» Challenge
Check each line of the listing, and copy it if it contains the word "JSON".

» Dataset rows
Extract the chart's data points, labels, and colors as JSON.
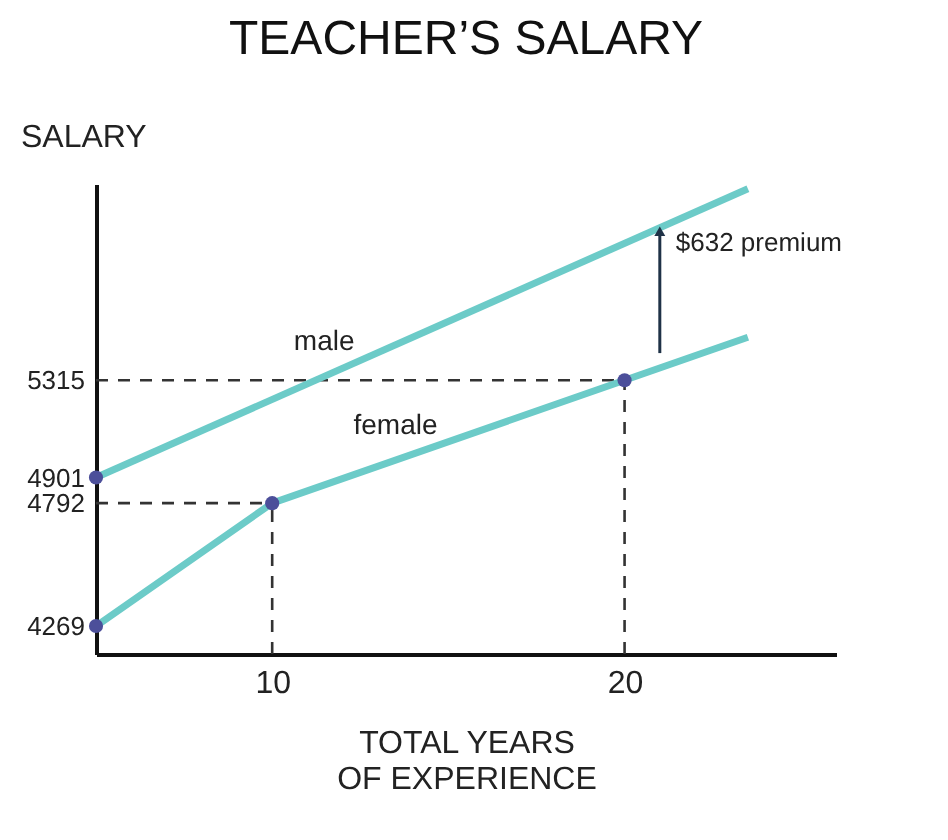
{
  "chart_data": {
    "type": "line",
    "title": "TEACHER’S SALARY",
    "xlabel": "TOTAL YEARS\nOF EXPERIENCE",
    "ylabel": "SALARY",
    "xlim": [
      5,
      26
    ],
    "xticks": [
      10,
      20
    ],
    "ylim": [
      4150,
      6150
    ],
    "yticks": [
      4269,
      4792,
      4901,
      5315
    ],
    "series": [
      {
        "name": "male",
        "color": "#6ccbc8",
        "x": [
          5,
          23.5
        ],
        "values": [
          4901,
          6130
        ]
      },
      {
        "name": "female",
        "color": "#6ccbc8",
        "x": [
          5,
          10,
          20,
          23.5
        ],
        "values": [
          4269,
          4792,
          5315,
          5498
        ]
      },
      {
        "type": "scatter",
        "color": "#4c4f9a",
        "marker": "circle",
        "x": [
          5,
          5,
          10,
          20
        ],
        "values": [
          4269,
          4901,
          4792,
          5315
        ]
      }
    ],
    "ref_lines": [
      {
        "axis": "y",
        "value": 5315,
        "line_style": "dashed",
        "color": "#333333"
      },
      {
        "axis": "y",
        "value": 4792,
        "line_style": "dashed",
        "color": "#333333"
      },
      {
        "axis": "x",
        "value": 10,
        "line_style": "dashed",
        "color": "#333333"
      },
      {
        "axis": "x",
        "value": 20,
        "line_style": "dashed",
        "color": "#333333"
      }
    ],
    "annotations": [
      {
        "text": "$632 premium",
        "x": 21,
        "y": 5999
      }
    ],
    "grid": false,
    "legend": false,
    "marker": "none",
    "line_style": "solid"
  }
}
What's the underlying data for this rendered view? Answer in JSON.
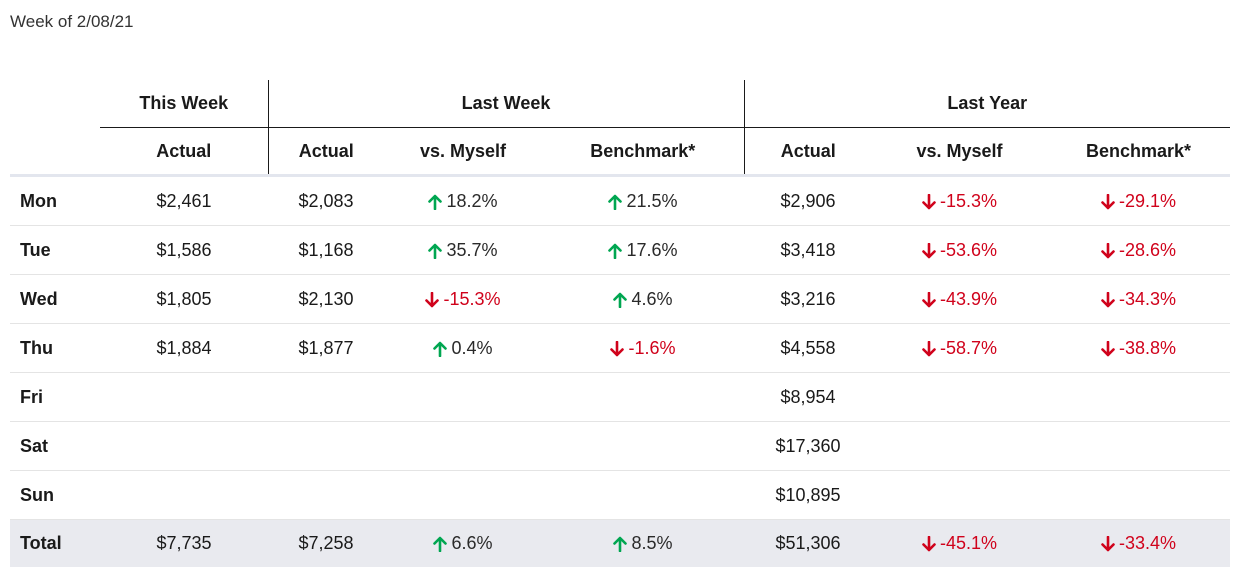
{
  "title": "Week of 2/08/21",
  "headers": {
    "groups": [
      "This Week",
      "Last Week",
      "Last Year"
    ],
    "columns": [
      "Actual",
      "Actual",
      "vs. Myself",
      "Benchmark*",
      "Actual",
      "vs. Myself",
      "Benchmark*"
    ]
  },
  "colors": {
    "up": "#00a651",
    "down": "#d0021b"
  },
  "rows": [
    {
      "day": "Mon",
      "cells": [
        {
          "text": "$2,461"
        },
        {
          "text": "$2,083"
        },
        {
          "text": "18.2%",
          "dir": "up"
        },
        {
          "text": "21.5%",
          "dir": "up"
        },
        {
          "text": "$2,906"
        },
        {
          "text": "-15.3%",
          "dir": "down"
        },
        {
          "text": "-29.1%",
          "dir": "down"
        }
      ]
    },
    {
      "day": "Tue",
      "cells": [
        {
          "text": "$1,586"
        },
        {
          "text": "$1,168"
        },
        {
          "text": "35.7%",
          "dir": "up"
        },
        {
          "text": "17.6%",
          "dir": "up"
        },
        {
          "text": "$3,418"
        },
        {
          "text": "-53.6%",
          "dir": "down"
        },
        {
          "text": "-28.6%",
          "dir": "down"
        }
      ]
    },
    {
      "day": "Wed",
      "cells": [
        {
          "text": "$1,805"
        },
        {
          "text": "$2,130"
        },
        {
          "text": "-15.3%",
          "dir": "down"
        },
        {
          "text": "4.6%",
          "dir": "up"
        },
        {
          "text": "$3,216"
        },
        {
          "text": "-43.9%",
          "dir": "down"
        },
        {
          "text": "-34.3%",
          "dir": "down"
        }
      ]
    },
    {
      "day": "Thu",
      "cells": [
        {
          "text": "$1,884"
        },
        {
          "text": "$1,877"
        },
        {
          "text": "0.4%",
          "dir": "up"
        },
        {
          "text": "-1.6%",
          "dir": "down"
        },
        {
          "text": "$4,558"
        },
        {
          "text": "-58.7%",
          "dir": "down"
        },
        {
          "text": "-38.8%",
          "dir": "down"
        }
      ]
    },
    {
      "day": "Fri",
      "cells": [
        {
          "text": ""
        },
        {
          "text": ""
        },
        {
          "text": ""
        },
        {
          "text": ""
        },
        {
          "text": "$8,954"
        },
        {
          "text": ""
        },
        {
          "text": ""
        }
      ]
    },
    {
      "day": "Sat",
      "cells": [
        {
          "text": ""
        },
        {
          "text": ""
        },
        {
          "text": ""
        },
        {
          "text": ""
        },
        {
          "text": "$17,360"
        },
        {
          "text": ""
        },
        {
          "text": ""
        }
      ]
    },
    {
      "day": "Sun",
      "cells": [
        {
          "text": ""
        },
        {
          "text": ""
        },
        {
          "text": ""
        },
        {
          "text": ""
        },
        {
          "text": "$10,895"
        },
        {
          "text": ""
        },
        {
          "text": ""
        }
      ]
    }
  ],
  "total": {
    "day": "Total",
    "cells": [
      {
        "text": "$7,735"
      },
      {
        "text": "$7,258"
      },
      {
        "text": "6.6%",
        "dir": "up"
      },
      {
        "text": "8.5%",
        "dir": "up"
      },
      {
        "text": "$51,306"
      },
      {
        "text": "-45.1%",
        "dir": "down"
      },
      {
        "text": "-33.4%",
        "dir": "down"
      }
    ]
  }
}
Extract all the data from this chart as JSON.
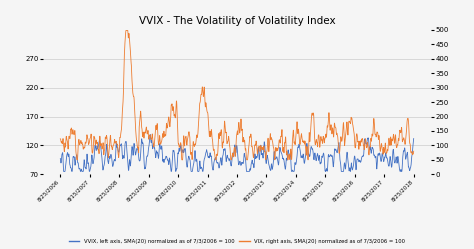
{
  "title": "VVIX - The Volatility of Volatility Index",
  "title_fontsize": 7.5,
  "left_ylim": [
    70,
    320
  ],
  "right_ylim": [
    0,
    500
  ],
  "left_yticks": [
    70,
    120,
    170,
    220,
    270
  ],
  "right_yticks": [
    0,
    50,
    100,
    150,
    200,
    250,
    300,
    350,
    400,
    450,
    500
  ],
  "xtick_labels": [
    "8/25/2006",
    "8/15/2007",
    "8/25/2008",
    "8/25/2009",
    "8/28/2010",
    "8/25/2011",
    "8/25/2012",
    "8/25/2013",
    "8/25/2014",
    "8/25/2015",
    "8/25/2016",
    "8/25/2017",
    "8/25/2018"
  ],
  "vvix_color": "#4472C4",
  "vix_color": "#ED7D31",
  "legend_labels": [
    "VVIX, left axis, SMA(20) normalized as of 7/3/2006 = 100",
    "VIX, right axis, SMA(20) normalized as of 7/3/2006 = 100"
  ],
  "background_color": "#f5f5f5",
  "grid_color": "#cccccc",
  "n_points": 3150,
  "seed": 12
}
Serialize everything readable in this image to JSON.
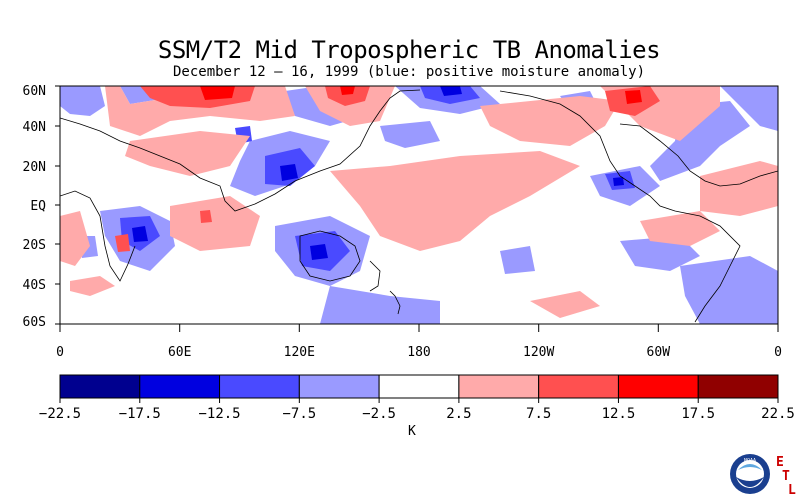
{
  "title": "SSM/T2 Mid Tropospheric TB Anomalies",
  "subtitle": "December 12 – 16, 1999 (blue: positive moisture anomaly)",
  "map": {
    "lat_labels": [
      "60N",
      "40N",
      "20N",
      "EQ",
      "20S",
      "40S",
      "60S"
    ],
    "lon_labels": [
      "0",
      "60E",
      "120E",
      "180",
      "120W",
      "60W",
      "0"
    ],
    "projection": "cylindrical equidistant, 0 to 360 longitude, 60S to 60N"
  },
  "colorbar": {
    "colors": [
      "#00008f",
      "#0000e0",
      "#4a4aff",
      "#9a9aff",
      "#ffffff",
      "#ffaaaa",
      "#ff5050",
      "#ff0000",
      "#900000"
    ],
    "tick_labels": [
      "−22.5",
      "−17.5",
      "−12.5",
      "−7.5",
      "−2.5",
      "2.5",
      "7.5",
      "12.5",
      "17.5",
      "22.5"
    ],
    "units": "K"
  },
  "logo": {
    "seal_text": "NOAA",
    "letters": [
      "E",
      "T",
      "L"
    ],
    "letter_color": "#cc0000"
  }
}
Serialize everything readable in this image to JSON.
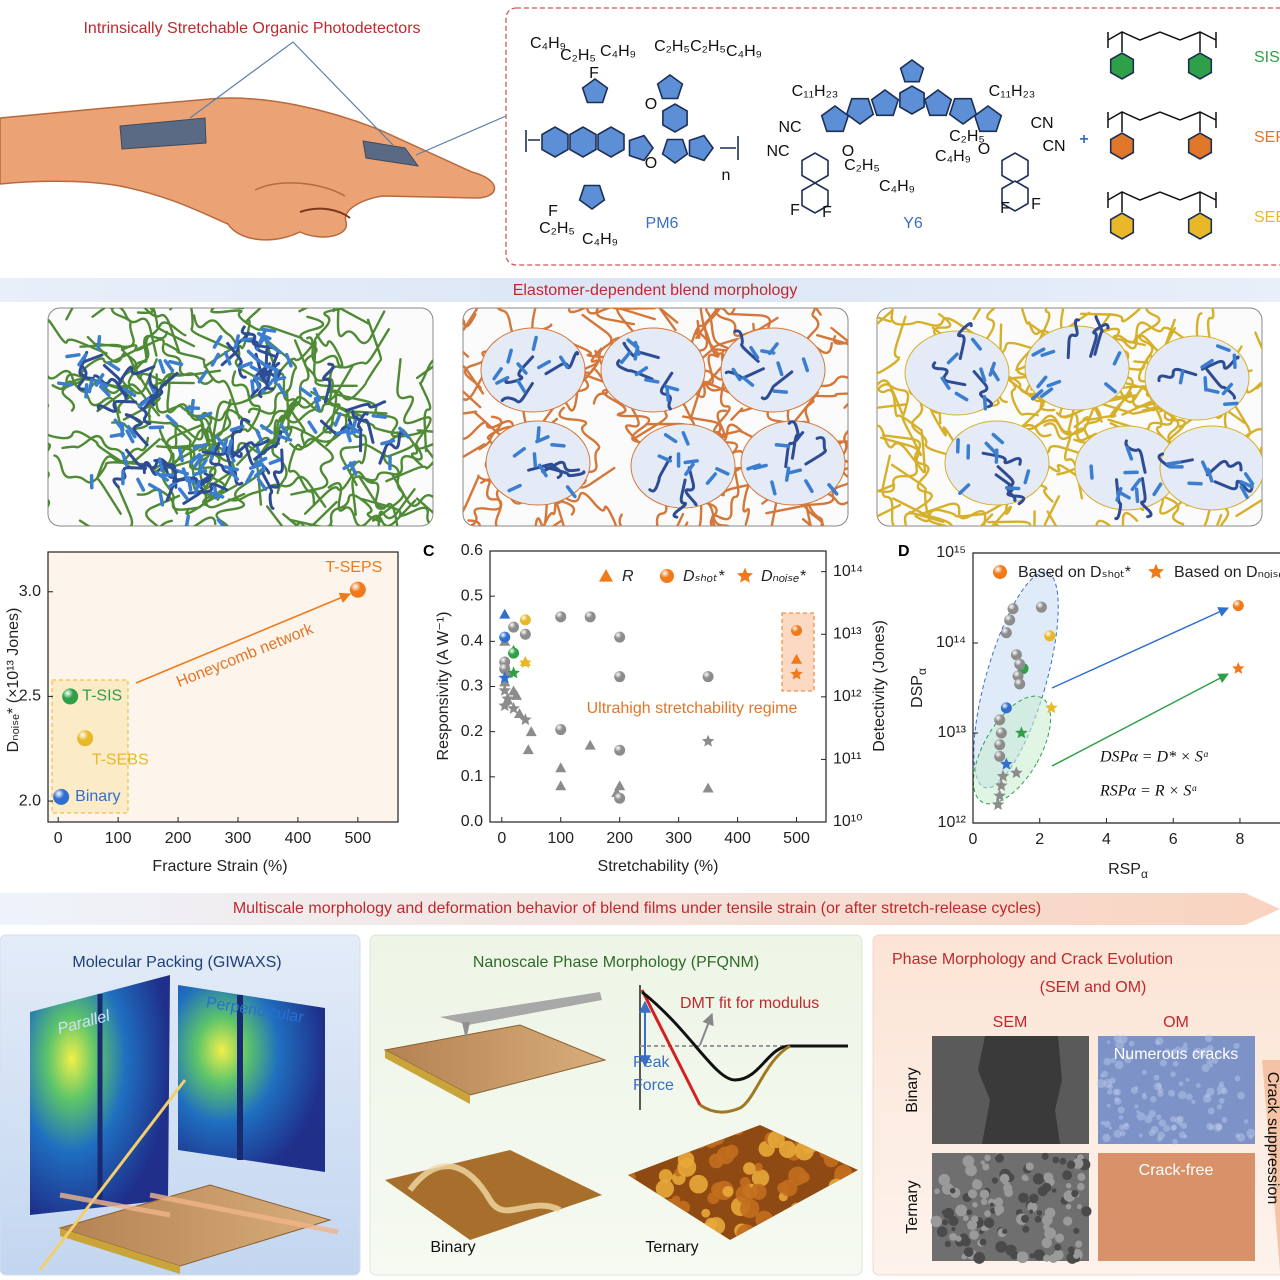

» Written response
Extract the chart's data points, labels, and colors as JSON.
What's the underlying data for this rendered view? Answer in JSON.
Extract all the data from this chart as JSON.
Serialize everything readable in this image to JSON.
Serialize everything readable in this image to JSON.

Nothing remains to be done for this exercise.